• Exercise requirements: Every record should be repeated exactly, except that pictures are left out.

• The input:

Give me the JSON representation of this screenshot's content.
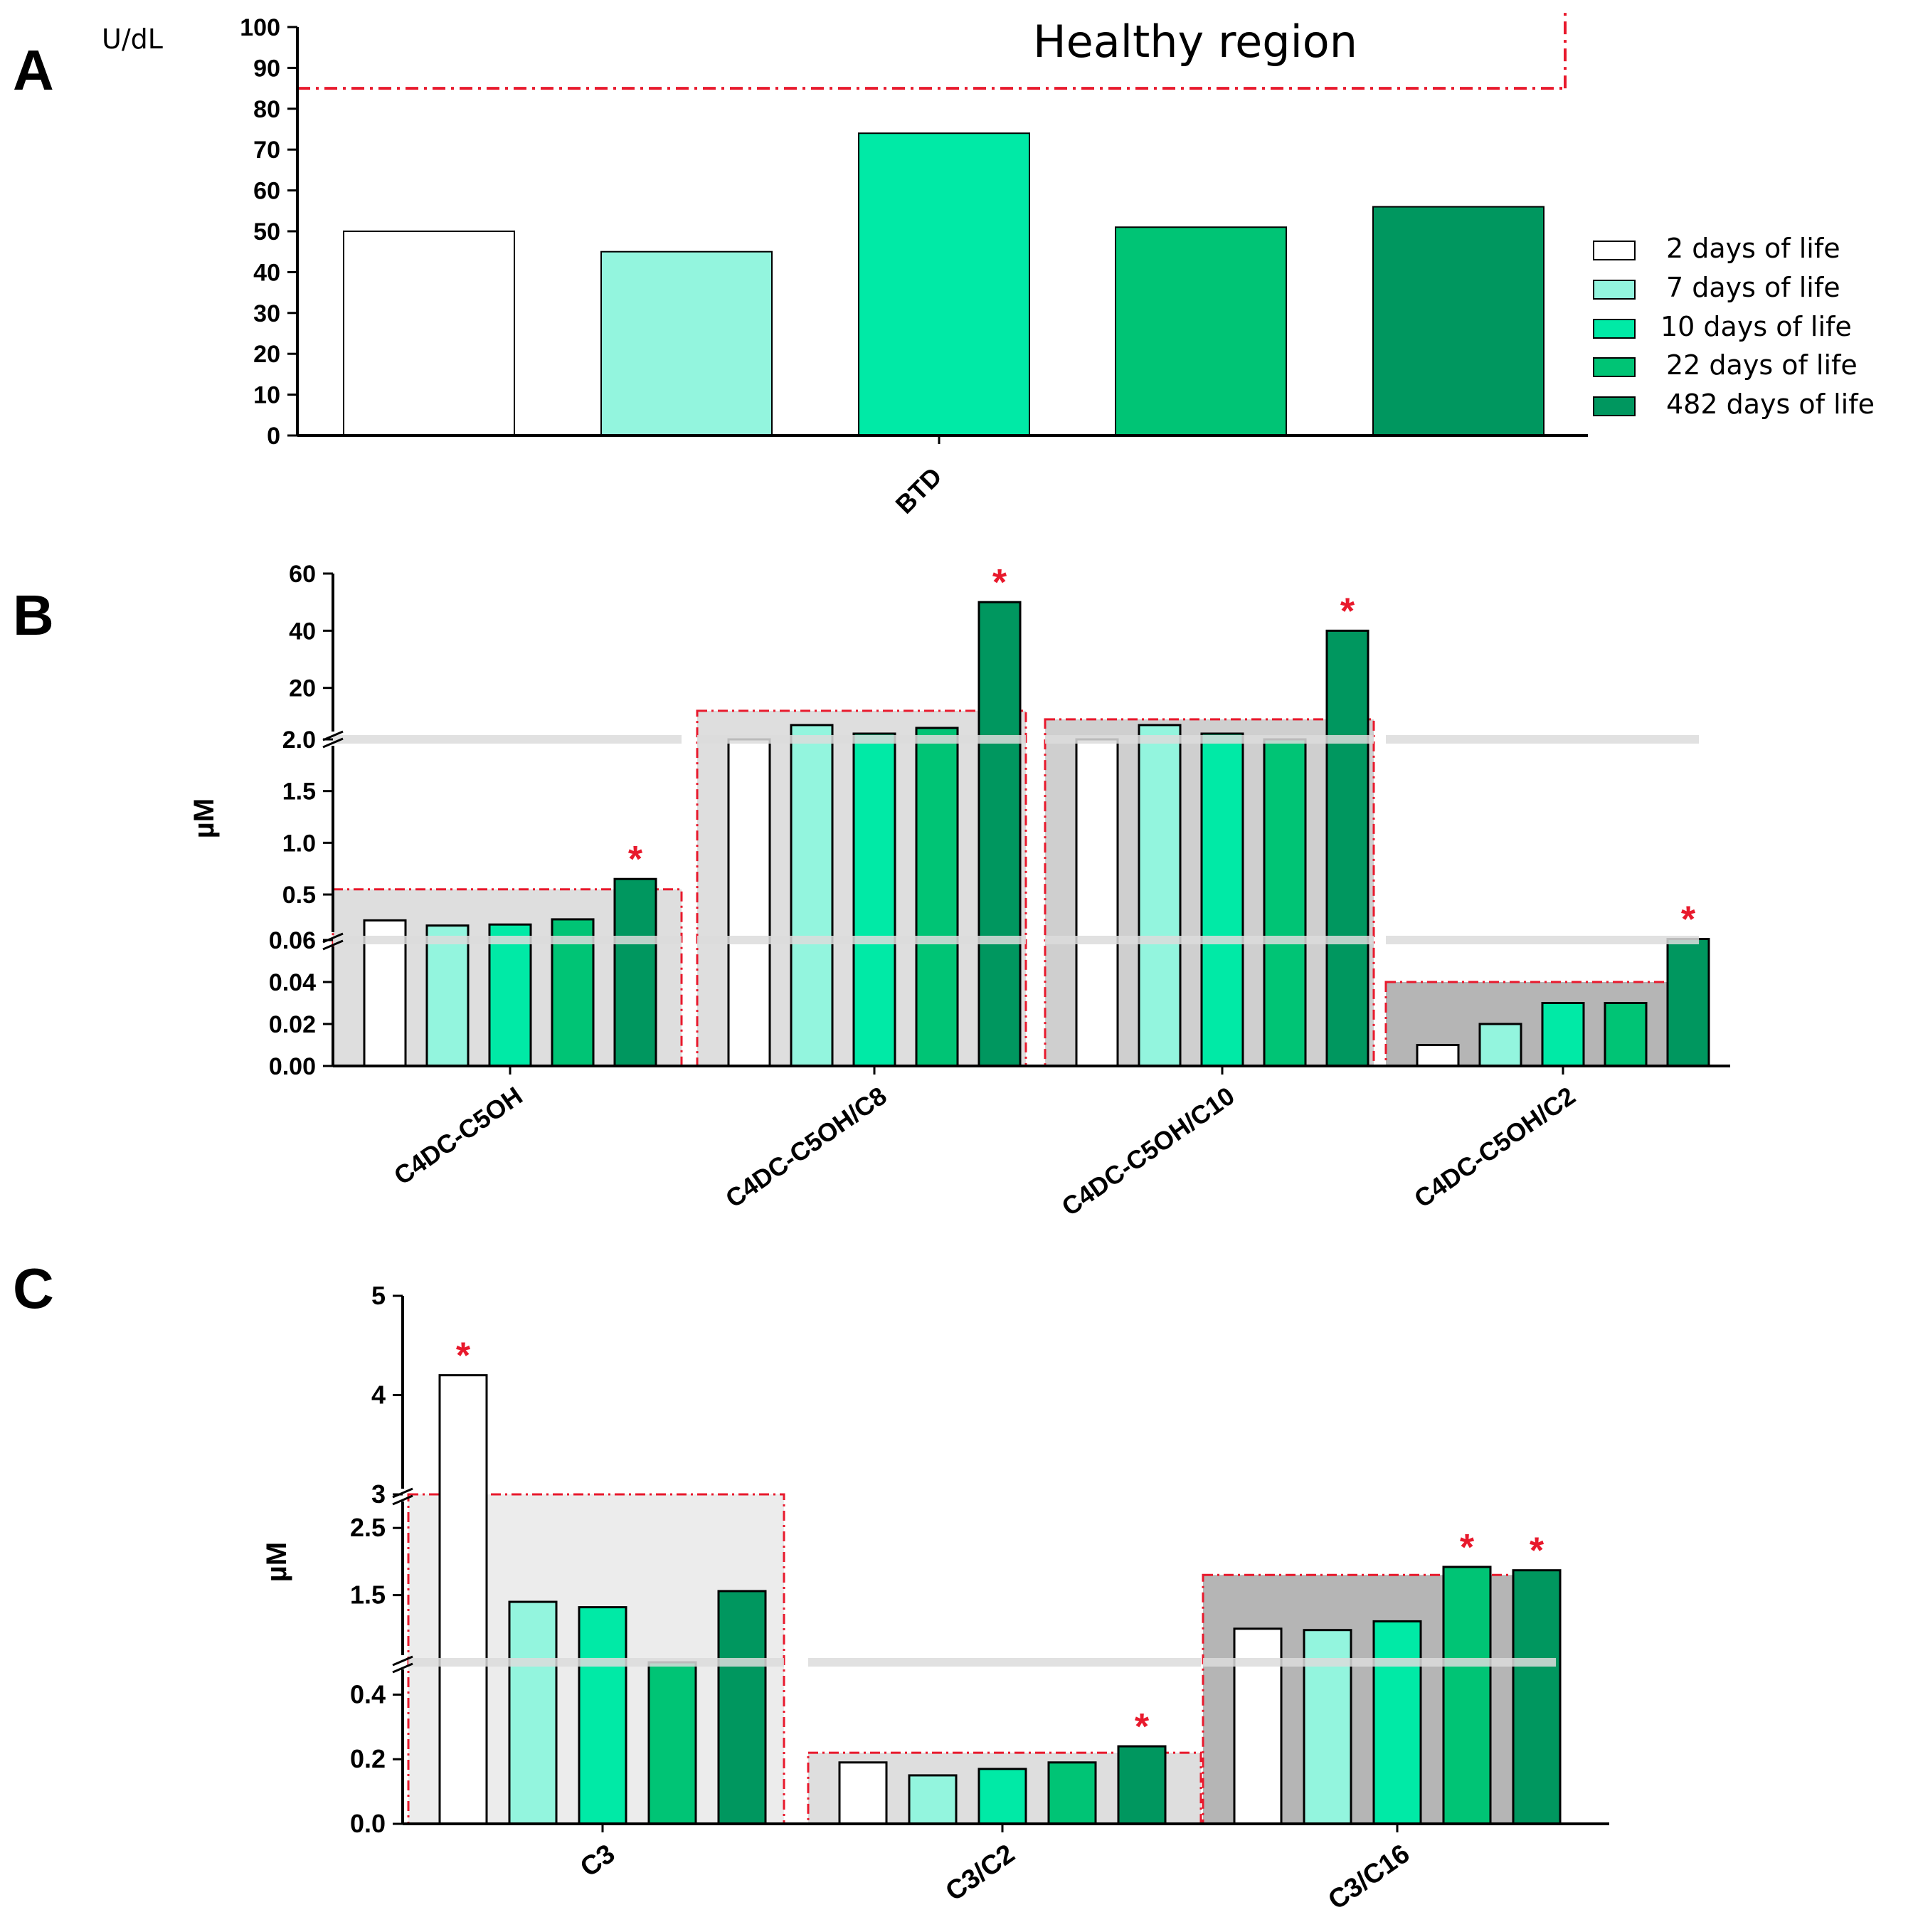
{
  "colors": {
    "series": [
      "#ffffff",
      "#93f5de",
      "#00eaa6",
      "#00c475",
      "#00975f"
    ],
    "axis": "#000000",
    "star": "#e8192c",
    "healthy_line": "#e8192c",
    "band_light": "#dedede",
    "band_mid": "#cfcfcf",
    "band_dark": "#b5b5b5",
    "band_lightest": "#ececec"
  },
  "legend": {
    "entries": [
      "2 days of life",
      "7 days of life",
      "10 days of life",
      "22 days of life",
      "482 days of life"
    ]
  },
  "chart_data": [
    {
      "panel": "A",
      "type": "bar",
      "title": "",
      "ylabel": "U/dL",
      "xlabel": "",
      "ylim": [
        0,
        100
      ],
      "yticks": [
        "0",
        "10",
        "20",
        "30",
        "40",
        "50",
        "60",
        "70",
        "80",
        "90",
        "100"
      ],
      "categories": [
        "BTD"
      ],
      "series": [
        {
          "name": "2 days of life",
          "values": [
            50
          ]
        },
        {
          "name": "7 days of life",
          "values": [
            45
          ]
        },
        {
          "name": "10 days of life",
          "values": [
            74
          ]
        },
        {
          "name": "22 days of life",
          "values": [
            51
          ]
        },
        {
          "name": "482 days of life",
          "values": [
            56
          ]
        }
      ],
      "annotation": {
        "text": "Healthy region",
        "threshold": 85
      }
    },
    {
      "panel": "B",
      "type": "bar",
      "ylabel": "µM",
      "axis_note": "broken y axis: 0-0.06 | 0.06-2.0 | 2.0-60",
      "ytick_labels": [
        "0.00",
        "0.02",
        "0.04",
        "0.06",
        "0.5",
        "1.0",
        "1.5",
        "2.0",
        "20",
        "40",
        "60"
      ],
      "categories": [
        "C4DC-C5OH",
        "C4DC-C5OH/C8",
        "C4DC-C5OH/C10",
        "C4DC-C5OH/C2"
      ],
      "series": [
        {
          "name": "2 days of life",
          "values": [
            0.25,
            2.0,
            2.0,
            0.01
          ]
        },
        {
          "name": "7 days of life",
          "values": [
            0.2,
            7.0,
            7.0,
            0.02
          ]
        },
        {
          "name": "10 days of life",
          "values": [
            0.21,
            4.0,
            4.0,
            0.03
          ]
        },
        {
          "name": "22 days of life",
          "values": [
            0.26,
            6.0,
            2.0,
            0.03
          ]
        },
        {
          "name": "482 days of life",
          "values": [
            0.65,
            50,
            40,
            0.07
          ]
        }
      ],
      "reference_upper": [
        0.55,
        12,
        9,
        0.04
      ],
      "significant": [
        "482 days of life"
      ],
      "star": "*"
    },
    {
      "panel": "C",
      "type": "bar",
      "ylabel": "µM",
      "axis_note": "broken y axis: 0-0.5 | 0.5-3 | 3-5",
      "ytick_labels": [
        "0.0",
        "0.2",
        "0.4",
        "1.5",
        "2.5",
        "3",
        "4",
        "5"
      ],
      "categories": [
        "C3",
        "C3/C2",
        "C3/C16"
      ],
      "series": [
        {
          "name": "2 days of life",
          "values": [
            4.2,
            0.19,
            1.0
          ]
        },
        {
          "name": "7 days of life",
          "values": [
            1.4,
            0.15,
            0.98
          ]
        },
        {
          "name": "10 days of life",
          "values": [
            1.32,
            0.17,
            1.11
          ]
        },
        {
          "name": "22 days of life",
          "values": [
            0.5,
            0.19,
            1.92
          ]
        },
        {
          "name": "482 days of life",
          "values": [
            1.56,
            0.24,
            1.87
          ]
        }
      ],
      "reference_upper": [
        3.0,
        0.22,
        1.8
      ],
      "significant_points": [
        [
          0,
          0
        ],
        [
          1,
          4
        ],
        [
          2,
          3
        ],
        [
          2,
          4
        ]
      ],
      "star": "*"
    }
  ],
  "panel_letters": [
    "A",
    "B",
    "C"
  ]
}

• Written response:
Give me the JSON representation of this screenshot's content.
{
  "colors": {
    "series": [
      "#ffffff",
      "#93f5de",
      "#00eaa6",
      "#00c475",
      "#00975f"
    ],
    "axis": "#000000",
    "star": "#e8192c",
    "healthy_line": "#e8192c",
    "band_light": "#dedede",
    "band_mid": "#cfcfcf",
    "band_dark": "#b5b5b5",
    "band_lightest": "#ececec"
  },
  "legend": {
    "entries": [
      "2 days of life",
      "7 days of life",
      "10 days of life",
      "22 days of life",
      "482 days of life"
    ]
  },
  "chart_data": [
    {
      "panel": "A",
      "type": "bar",
      "title": "",
      "ylabel": "U/dL",
      "xlabel": "",
      "ylim": [
        0,
        100
      ],
      "yticks": [
        "0",
        "10",
        "20",
        "30",
        "40",
        "50",
        "60",
        "70",
        "80",
        "90",
        "100"
      ],
      "categories": [
        "BTD"
      ],
      "series": [
        {
          "name": "2 days of life",
          "values": [
            50
          ]
        },
        {
          "name": "7 days of life",
          "values": [
            45
          ]
        },
        {
          "name": "10 days of life",
          "values": [
            74
          ]
        },
        {
          "name": "22 days of life",
          "values": [
            51
          ]
        },
        {
          "name": "482 days of life",
          "values": [
            56
          ]
        }
      ],
      "annotation": {
        "text": "Healthy region",
        "threshold": 85
      }
    },
    {
      "panel": "B",
      "type": "bar",
      "ylabel": "µM",
      "axis_note": "broken y axis: 0-0.06 | 0.06-2.0 | 2.0-60",
      "ytick_labels": [
        "0.00",
        "0.02",
        "0.04",
        "0.06",
        "0.5",
        "1.0",
        "1.5",
        "2.0",
        "20",
        "40",
        "60"
      ],
      "categories": [
        "C4DC-C5OH",
        "C4DC-C5OH/C8",
        "C4DC-C5OH/C10",
        "C4DC-C5OH/C2"
      ],
      "series": [
        {
          "name": "2 days of life",
          "values": [
            0.25,
            2.0,
            2.0,
            0.01
          ]
        },
        {
          "name": "7 days of life",
          "values": [
            0.2,
            7.0,
            7.0,
            0.02
          ]
        },
        {
          "name": "10 days of life",
          "values": [
            0.21,
            4.0,
            4.0,
            0.03
          ]
        },
        {
          "name": "22 days of life",
          "values": [
            0.26,
            6.0,
            2.0,
            0.03
          ]
        },
        {
          "name": "482 days of life",
          "values": [
            0.65,
            50,
            40,
            0.07
          ]
        }
      ],
      "reference_upper": [
        0.55,
        12,
        9,
        0.04
      ],
      "significant": [
        "482 days of life"
      ],
      "star": "*"
    },
    {
      "panel": "C",
      "type": "bar",
      "ylabel": "µM",
      "axis_note": "broken y axis: 0-0.5 | 0.5-3 | 3-5",
      "ytick_labels": [
        "0.0",
        "0.2",
        "0.4",
        "1.5",
        "2.5",
        "3",
        "4",
        "5"
      ],
      "categories": [
        "C3",
        "C3/C2",
        "C3/C16"
      ],
      "series": [
        {
          "name": "2 days of life",
          "values": [
            4.2,
            0.19,
            1.0
          ]
        },
        {
          "name": "7 days of life",
          "values": [
            1.4,
            0.15,
            0.98
          ]
        },
        {
          "name": "10 days of life",
          "values": [
            1.32,
            0.17,
            1.11
          ]
        },
        {
          "name": "22 days of life",
          "values": [
            0.5,
            0.19,
            1.92
          ]
        },
        {
          "name": "482 days of life",
          "values": [
            1.56,
            0.24,
            1.87
          ]
        }
      ],
      "reference_upper": [
        3.0,
        0.22,
        1.8
      ],
      "significant_points": [
        [
          0,
          0
        ],
        [
          1,
          4
        ],
        [
          2,
          3
        ],
        [
          2,
          4
        ]
      ],
      "star": "*"
    }
  ],
  "panel_letters": [
    "A",
    "B",
    "C"
  ]
}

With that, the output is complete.